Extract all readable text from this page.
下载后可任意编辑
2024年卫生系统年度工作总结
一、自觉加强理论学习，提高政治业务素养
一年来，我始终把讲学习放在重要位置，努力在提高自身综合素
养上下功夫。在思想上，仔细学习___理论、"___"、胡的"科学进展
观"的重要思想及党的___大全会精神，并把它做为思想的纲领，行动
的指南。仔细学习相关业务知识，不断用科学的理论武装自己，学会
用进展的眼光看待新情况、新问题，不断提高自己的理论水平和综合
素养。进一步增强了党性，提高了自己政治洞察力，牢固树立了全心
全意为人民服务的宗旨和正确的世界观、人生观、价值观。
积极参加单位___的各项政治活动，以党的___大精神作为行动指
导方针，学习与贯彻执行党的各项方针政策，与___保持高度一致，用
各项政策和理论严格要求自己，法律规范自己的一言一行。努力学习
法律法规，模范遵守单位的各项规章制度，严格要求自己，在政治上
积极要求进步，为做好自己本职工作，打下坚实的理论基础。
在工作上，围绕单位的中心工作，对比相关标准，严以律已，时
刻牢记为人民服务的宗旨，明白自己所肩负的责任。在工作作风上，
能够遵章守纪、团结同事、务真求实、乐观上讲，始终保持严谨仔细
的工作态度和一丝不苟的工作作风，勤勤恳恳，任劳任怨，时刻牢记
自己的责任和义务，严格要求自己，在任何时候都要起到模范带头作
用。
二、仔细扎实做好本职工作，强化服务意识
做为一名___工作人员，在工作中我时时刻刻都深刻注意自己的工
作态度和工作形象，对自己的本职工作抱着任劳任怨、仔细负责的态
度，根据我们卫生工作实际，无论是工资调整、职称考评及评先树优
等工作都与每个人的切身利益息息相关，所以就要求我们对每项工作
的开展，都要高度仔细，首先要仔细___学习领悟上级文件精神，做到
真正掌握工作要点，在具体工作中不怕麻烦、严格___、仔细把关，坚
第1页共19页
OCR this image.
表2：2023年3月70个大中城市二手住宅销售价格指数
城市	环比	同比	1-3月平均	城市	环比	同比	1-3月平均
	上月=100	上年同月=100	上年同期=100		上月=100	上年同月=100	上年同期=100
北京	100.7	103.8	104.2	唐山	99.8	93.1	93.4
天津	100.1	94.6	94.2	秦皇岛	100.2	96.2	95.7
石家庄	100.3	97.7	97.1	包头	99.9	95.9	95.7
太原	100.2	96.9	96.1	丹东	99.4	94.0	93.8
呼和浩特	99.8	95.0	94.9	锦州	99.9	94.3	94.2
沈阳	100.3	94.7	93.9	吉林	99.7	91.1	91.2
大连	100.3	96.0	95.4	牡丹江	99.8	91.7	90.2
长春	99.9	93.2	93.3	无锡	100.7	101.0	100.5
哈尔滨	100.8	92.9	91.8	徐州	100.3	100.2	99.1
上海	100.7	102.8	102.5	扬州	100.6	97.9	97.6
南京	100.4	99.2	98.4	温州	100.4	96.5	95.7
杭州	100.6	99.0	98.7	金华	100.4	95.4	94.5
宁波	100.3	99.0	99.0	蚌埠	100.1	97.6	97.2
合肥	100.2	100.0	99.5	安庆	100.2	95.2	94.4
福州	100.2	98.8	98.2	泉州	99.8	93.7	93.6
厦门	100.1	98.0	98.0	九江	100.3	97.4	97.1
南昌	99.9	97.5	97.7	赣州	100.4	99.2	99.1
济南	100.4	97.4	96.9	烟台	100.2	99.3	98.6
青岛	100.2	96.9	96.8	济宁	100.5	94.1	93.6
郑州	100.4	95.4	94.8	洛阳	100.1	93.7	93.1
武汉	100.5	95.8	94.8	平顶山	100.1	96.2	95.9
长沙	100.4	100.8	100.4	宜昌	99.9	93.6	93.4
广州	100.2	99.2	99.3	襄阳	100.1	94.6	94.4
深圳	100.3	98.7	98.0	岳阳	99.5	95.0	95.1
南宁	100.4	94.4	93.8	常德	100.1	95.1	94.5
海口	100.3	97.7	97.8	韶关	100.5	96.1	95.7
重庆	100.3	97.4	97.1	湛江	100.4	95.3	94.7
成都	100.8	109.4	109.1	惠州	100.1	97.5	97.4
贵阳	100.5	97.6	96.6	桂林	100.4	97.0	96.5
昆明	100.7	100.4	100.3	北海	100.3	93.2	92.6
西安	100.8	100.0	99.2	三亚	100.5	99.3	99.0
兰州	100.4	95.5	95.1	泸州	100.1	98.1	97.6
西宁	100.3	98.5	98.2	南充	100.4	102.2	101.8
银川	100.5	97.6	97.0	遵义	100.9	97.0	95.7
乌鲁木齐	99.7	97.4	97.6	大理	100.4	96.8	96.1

- **To be done**:
Return all of the data exactly as it reads.

- **Finished task**:
Extract all readable text from this page.
下载后可任意编辑
2024年卫生系统年度工作总结
一、自觉加强理论学习，提高政治业务素养
一年来，我始终把讲学习放在重要位置，努力在提高自身综合素
养上下功夫。在思想上，仔细学习___理论、"___"、胡的"科学进展
观"的重要思想及党的___大全会精神，并把它做为思想的纲领，行动
的指南。仔细学习相关业务知识，不断用科学的理论武装自己，学会
用进展的眼光看待新情况、新问题，不断提高自己的理论水平和综合
素养。进一步增强了党性，提高了自己政治洞察力，牢固树立了全心
全意为人民服务的宗旨和正确的世界观、人生观、价值观。
积极参加单位___的各项政治活动，以党的___大精神作为行动指
导方针，学习与贯彻执行党的各项方针政策，与___保持高度一致，用
各项政策和理论严格要求自己，法律规范自己的一言一行。努力学习
法律法规，模范遵守单位的各项规章制度，严格要求自己，在政治上
积极要求进步，为做好自己本职工作，打下坚实的理论基础。
在工作上，围绕单位的中心工作，对比相关标准，严以律已，时
刻牢记为人民服务的宗旨，明白自己所肩负的责任。在工作作风上，
能够遵章守纪、团结同事、务真求实、乐观上讲，始终保持严谨仔细
的工作态度和一丝不苟的工作作风，勤勤恳恳，任劳任怨，时刻牢记
自己的责任和义务，严格要求自己，在任何时候都要起到模范带头作
用。
二、仔细扎实做好本职工作，强化服务意识
做为一名___工作人员，在工作中我时时刻刻都深刻注意自己的工
作态度和工作形象，对自己的本职工作抱着任劳任怨、仔细负责的态
度，根据我们卫生工作实际，无论是工资调整、职称考评及评先树优
等工作都与每个人的切身利益息息相关，所以就要求我们对每项工作
的开展，都要高度仔细，首先要仔细___学习领悟上级文件精神，做到
真正掌握工作要点，在具体工作中不怕麻烦、严格___、仔细把关，坚
第1页共19页
OCR this image.
表2：2023年3月70个大中城市二手住宅销售价格指数
城市	环比	同比	1-3月平均	城市	环比	同比	1-3月平均
	上月=100	上年同月=100	上年同期=100		上月=100	上年同月=100	上年同期=100
北京	100.7	103.8	104.2	唐山	99.8	93.1	93.4
天津	100.1	94.6	94.2	秦皇岛	100.2	96.2	95.7
石家庄	100.3	97.7	97.1	包头	99.9	95.9	95.7
太原	100.2	96.9	96.1	丹东	99.4	94.0	93.8
呼和浩特	99.8	95.0	94.9	锦州	99.9	94.3	94.2
沈阳	100.3	94.7	93.9	吉林	99.7	91.1	91.2
大连	100.3	96.0	95.4	牡丹江	99.8	91.7	90.2
长春	99.9	93.2	93.3	无锡	100.7	101.0	100.5
哈尔滨	100.8	92.9	91.8	徐州	100.3	100.2	99.1
上海	100.7	102.8	102.5	扬州	100.6	97.9	97.6
南京	100.4	99.2	98.4	温州	100.4	96.5	95.7
杭州	100.6	99.0	98.7	金华	100.4	95.4	94.5
宁波	100.3	99.0	99.0	蚌埠	100.1	97.6	97.2
合肥	100.2	100.0	99.5	安庆	100.2	95.2	94.4
福州	100.2	98.8	98.2	泉州	99.8	93.7	93.6
厦门	100.1	98.0	98.0	九江	100.3	97.4	97.1
南昌	99.9	97.5	97.7	赣州	100.4	99.2	99.1
济南	100.4	97.4	96.9	烟台	100.2	99.3	98.6
青岛	100.2	96.9	96.8	济宁	100.5	94.1	93.6
郑州	100.4	95.4	94.8	洛阳	100.1	93.7	93.1
武汉	100.5	95.8	94.8	平顶山	100.1	96.2	95.9
长沙	100.4	100.8	100.4	宜昌	99.9	93.6	93.4
广州	100.2	99.2	99.3	襄阳	100.1	94.6	94.4
深圳	100.3	98.7	98.0	岳阳	99.5	95.0	95.1
南宁	100.4	94.4	93.8	常德	100.1	95.1	94.5
海口	100.3	97.7	97.8	韶关	100.5	96.1	95.7
重庆	100.3	97.4	97.1	湛江	100.4	95.3	94.7
成都	100.8	109.4	109.1	惠州	100.1	97.5	97.4
贵阳	100.5	97.6	96.6	桂林	100.4	97.0	96.5
昆明	100.7	100.4	100.3	北海	100.3	93.2	92.6
西安	100.8	100.0	99.2	三亚	100.5	99.3	99.0
兰州	100.4	95.5	95.1	泸州	100.1	98.1	97.6
西宁	100.3	98.5	98.2	南充	100.4	102.2	101.8
银川	100.5	97.6	97.0	遵义	100.9	97.0	95.7
乌鲁木齐	99.7	97.4	97.6	大理	100.4	96.8	96.1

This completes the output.